Task details – Write the data out again in full, with no departure from the original.

[Collected data entries]
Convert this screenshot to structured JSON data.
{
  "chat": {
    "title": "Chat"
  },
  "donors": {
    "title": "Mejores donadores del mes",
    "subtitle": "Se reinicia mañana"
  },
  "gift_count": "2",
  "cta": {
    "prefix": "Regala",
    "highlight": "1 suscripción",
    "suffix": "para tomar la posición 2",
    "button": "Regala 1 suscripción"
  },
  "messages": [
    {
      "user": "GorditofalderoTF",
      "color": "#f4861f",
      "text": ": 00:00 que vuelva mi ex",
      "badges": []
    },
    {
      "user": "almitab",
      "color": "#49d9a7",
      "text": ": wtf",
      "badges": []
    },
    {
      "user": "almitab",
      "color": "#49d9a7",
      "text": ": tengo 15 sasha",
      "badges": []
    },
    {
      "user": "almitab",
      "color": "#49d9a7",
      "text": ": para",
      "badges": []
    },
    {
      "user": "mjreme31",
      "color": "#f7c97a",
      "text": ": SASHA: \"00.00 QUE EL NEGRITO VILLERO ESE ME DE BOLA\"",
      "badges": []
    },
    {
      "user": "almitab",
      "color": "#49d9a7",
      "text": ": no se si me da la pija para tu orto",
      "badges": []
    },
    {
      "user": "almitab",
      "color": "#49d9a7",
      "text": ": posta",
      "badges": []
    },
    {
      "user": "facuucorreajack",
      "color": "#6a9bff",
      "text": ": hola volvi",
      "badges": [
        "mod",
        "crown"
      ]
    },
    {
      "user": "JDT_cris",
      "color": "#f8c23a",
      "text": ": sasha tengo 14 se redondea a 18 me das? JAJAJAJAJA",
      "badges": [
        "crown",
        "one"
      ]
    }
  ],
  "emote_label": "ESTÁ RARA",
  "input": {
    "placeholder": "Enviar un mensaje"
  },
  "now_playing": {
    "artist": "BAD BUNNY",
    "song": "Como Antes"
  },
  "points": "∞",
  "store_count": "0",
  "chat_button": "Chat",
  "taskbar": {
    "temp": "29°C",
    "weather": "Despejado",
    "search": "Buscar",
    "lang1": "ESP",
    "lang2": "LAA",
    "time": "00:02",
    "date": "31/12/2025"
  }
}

Worked answer –
Convert this screenshot to structured JSON data.
{
  "chat": {
    "title": "Chat"
  },
  "donors": {
    "title": "Mejores donadores del mes",
    "subtitle": "Se reinicia mañana"
  },
  "gift_count": "2",
  "cta": {
    "prefix": "Regala",
    "highlight": "1 suscripción",
    "suffix": "para tomar la posición 2",
    "button": "Regala 1 suscripción"
  },
  "messages": [
    {
      "user": "GorditofalderoTF",
      "color": "#f4861f",
      "text": ": 00:00 que vuelva mi ex",
      "badges": []
    },
    {
      "user": "almitab",
      "color": "#49d9a7",
      "text": ": wtf",
      "badges": []
    },
    {
      "user": "almitab",
      "color": "#49d9a7",
      "text": ": tengo 15 sasha",
      "badges": []
    },
    {
      "user": "almitab",
      "color": "#49d9a7",
      "text": ": para",
      "badges": []
    },
    {
      "user": "mjreme31",
      "color": "#f7c97a",
      "text": ": SASHA: \"00.00 QUE EL NEGRITO VILLERO ESE ME DE BOLA\"",
      "badges": []
    },
    {
      "user": "almitab",
      "color": "#49d9a7",
      "text": ": no se si me da la pija para tu orto",
      "badges": []
    },
    {
      "user": "almitab",
      "color": "#49d9a7",
      "text": ": posta",
      "badges": []
    },
    {
      "user": "facuucorreajack",
      "color": "#6a9bff",
      "text": ": hola volvi",
      "badges": [
        "mod",
        "crown"
      ]
    },
    {
      "user": "JDT_cris",
      "color": "#f8c23a",
      "text": ": sasha tengo 14 se redondea a 18 me das? JAJAJAJAJA",
      "badges": [
        "crown",
        "one"
      ]
    }
  ],
  "emote_label": "ESTÁ RARA",
  "input": {
    "placeholder": "Enviar un mensaje"
  },
  "now_playing": {
    "artist": "BAD BUNNY",
    "song": "Como Antes"
  },
  "points": "∞",
  "store_count": "0",
  "chat_button": "Chat",
  "taskbar": {
    "temp": "29°C",
    "weather": "Despejado",
    "search": "Buscar",
    "lang1": "ESP",
    "lang2": "LAA",
    "time": "00:02",
    "date": "31/12/2025"
  }
}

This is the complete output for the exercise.